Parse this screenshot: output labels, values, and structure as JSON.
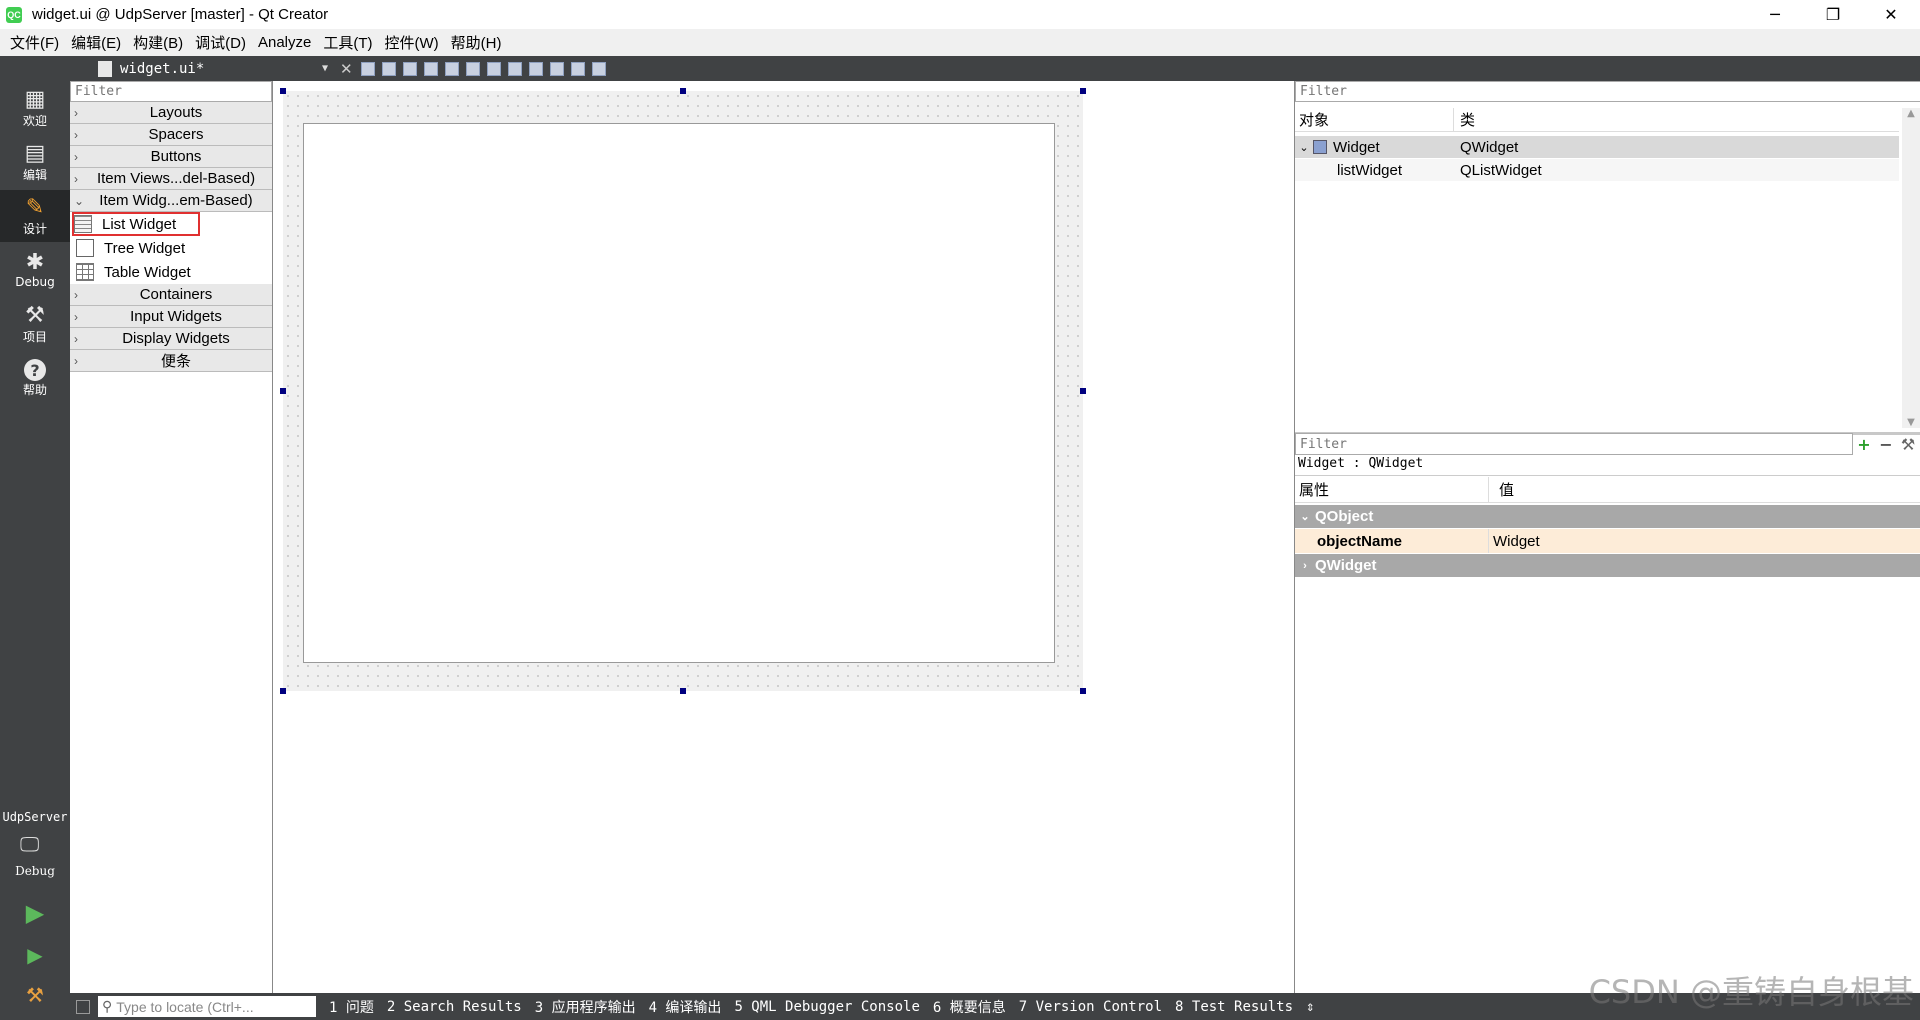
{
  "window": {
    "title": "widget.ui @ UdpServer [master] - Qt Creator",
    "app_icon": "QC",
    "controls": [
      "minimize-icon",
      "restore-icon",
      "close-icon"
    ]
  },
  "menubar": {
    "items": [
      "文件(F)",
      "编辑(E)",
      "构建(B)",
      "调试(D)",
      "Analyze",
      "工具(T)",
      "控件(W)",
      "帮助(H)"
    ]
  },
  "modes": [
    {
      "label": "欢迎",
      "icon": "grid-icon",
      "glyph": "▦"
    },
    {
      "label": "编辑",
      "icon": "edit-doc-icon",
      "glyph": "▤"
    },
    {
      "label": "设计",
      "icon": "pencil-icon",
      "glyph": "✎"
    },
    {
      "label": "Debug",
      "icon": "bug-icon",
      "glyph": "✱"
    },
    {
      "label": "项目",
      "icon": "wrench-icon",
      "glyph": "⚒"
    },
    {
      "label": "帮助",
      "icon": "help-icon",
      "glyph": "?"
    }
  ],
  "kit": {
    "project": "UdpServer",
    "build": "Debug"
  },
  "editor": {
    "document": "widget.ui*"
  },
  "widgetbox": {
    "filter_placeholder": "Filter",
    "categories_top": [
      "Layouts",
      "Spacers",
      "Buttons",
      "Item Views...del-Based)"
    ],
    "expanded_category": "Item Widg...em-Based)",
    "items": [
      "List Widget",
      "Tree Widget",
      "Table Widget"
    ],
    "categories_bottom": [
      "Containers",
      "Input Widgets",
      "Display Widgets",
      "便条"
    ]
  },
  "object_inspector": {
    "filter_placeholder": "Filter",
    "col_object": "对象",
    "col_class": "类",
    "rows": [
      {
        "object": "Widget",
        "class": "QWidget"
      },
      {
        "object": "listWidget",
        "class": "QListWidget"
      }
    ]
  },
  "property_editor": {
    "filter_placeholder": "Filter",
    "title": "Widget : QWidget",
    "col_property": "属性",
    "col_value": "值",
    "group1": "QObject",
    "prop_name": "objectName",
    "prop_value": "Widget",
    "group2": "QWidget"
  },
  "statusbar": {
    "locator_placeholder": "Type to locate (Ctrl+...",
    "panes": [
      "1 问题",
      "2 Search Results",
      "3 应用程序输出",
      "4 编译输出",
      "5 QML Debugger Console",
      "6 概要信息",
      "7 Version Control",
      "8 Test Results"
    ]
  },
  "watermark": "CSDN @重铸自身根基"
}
###
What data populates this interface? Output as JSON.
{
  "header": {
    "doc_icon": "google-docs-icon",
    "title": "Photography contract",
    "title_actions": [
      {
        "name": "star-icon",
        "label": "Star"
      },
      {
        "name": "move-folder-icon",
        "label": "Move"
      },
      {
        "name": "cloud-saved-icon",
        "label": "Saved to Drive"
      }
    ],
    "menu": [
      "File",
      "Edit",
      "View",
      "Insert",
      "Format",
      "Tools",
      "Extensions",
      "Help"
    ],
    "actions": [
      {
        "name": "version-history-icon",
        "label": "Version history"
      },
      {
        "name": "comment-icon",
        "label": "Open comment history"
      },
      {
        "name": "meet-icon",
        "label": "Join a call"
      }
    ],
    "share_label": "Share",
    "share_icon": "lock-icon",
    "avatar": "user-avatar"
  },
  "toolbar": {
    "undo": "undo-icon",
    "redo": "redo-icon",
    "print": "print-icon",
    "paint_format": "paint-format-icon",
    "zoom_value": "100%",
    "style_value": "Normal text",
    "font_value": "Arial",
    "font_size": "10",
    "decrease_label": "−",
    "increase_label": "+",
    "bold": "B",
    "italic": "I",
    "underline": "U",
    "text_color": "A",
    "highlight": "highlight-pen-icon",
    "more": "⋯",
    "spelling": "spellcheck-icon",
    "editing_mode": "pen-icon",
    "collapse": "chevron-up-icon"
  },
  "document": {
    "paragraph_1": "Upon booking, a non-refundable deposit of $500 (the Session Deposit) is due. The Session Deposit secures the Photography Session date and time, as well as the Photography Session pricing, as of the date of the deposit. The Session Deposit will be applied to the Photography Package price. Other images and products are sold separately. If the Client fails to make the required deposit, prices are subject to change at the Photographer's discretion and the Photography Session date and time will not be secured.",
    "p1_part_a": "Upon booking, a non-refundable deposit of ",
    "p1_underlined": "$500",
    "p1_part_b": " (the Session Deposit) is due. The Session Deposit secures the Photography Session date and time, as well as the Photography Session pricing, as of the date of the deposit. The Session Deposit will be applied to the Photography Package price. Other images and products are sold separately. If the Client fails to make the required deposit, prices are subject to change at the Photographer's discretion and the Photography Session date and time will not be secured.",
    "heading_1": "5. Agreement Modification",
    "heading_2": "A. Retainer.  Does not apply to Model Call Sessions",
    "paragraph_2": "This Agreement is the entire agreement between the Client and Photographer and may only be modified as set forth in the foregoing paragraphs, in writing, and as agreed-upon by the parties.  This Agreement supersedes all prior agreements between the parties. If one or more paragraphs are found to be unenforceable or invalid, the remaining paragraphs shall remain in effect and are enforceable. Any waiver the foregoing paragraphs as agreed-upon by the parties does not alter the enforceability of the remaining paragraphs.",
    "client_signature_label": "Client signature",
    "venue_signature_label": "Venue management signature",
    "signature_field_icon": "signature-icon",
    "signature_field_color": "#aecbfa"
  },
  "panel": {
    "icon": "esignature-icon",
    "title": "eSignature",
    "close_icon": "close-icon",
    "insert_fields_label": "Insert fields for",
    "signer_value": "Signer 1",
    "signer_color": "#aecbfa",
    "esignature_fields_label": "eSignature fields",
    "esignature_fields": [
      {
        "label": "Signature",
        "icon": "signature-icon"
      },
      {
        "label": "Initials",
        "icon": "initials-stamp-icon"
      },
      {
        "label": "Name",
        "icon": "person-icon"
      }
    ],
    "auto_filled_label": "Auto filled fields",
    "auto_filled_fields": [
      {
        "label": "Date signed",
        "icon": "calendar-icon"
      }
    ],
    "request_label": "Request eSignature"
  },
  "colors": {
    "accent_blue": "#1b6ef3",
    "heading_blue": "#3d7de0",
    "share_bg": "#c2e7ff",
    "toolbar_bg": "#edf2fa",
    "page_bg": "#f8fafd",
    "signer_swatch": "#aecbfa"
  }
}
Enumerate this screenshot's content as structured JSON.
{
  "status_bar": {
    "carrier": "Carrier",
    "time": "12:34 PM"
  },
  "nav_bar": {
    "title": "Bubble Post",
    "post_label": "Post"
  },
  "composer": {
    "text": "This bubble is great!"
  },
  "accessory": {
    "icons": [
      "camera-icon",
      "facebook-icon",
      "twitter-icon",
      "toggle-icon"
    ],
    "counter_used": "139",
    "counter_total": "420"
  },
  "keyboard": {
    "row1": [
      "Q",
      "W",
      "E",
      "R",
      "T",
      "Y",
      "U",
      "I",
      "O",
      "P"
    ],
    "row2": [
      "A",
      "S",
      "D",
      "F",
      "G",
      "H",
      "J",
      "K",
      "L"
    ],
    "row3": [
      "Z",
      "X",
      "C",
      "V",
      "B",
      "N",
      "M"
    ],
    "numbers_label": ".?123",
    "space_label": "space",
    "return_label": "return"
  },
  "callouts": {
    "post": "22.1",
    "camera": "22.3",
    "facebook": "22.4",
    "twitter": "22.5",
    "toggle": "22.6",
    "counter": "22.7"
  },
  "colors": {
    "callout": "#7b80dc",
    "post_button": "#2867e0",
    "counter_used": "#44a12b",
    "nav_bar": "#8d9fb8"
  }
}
###
- Instruction
Collect every line with the string "comment" from the records, and copy each.

- Answer to the exercise
        "name": "comment-icon",
        "label": "Open comment history"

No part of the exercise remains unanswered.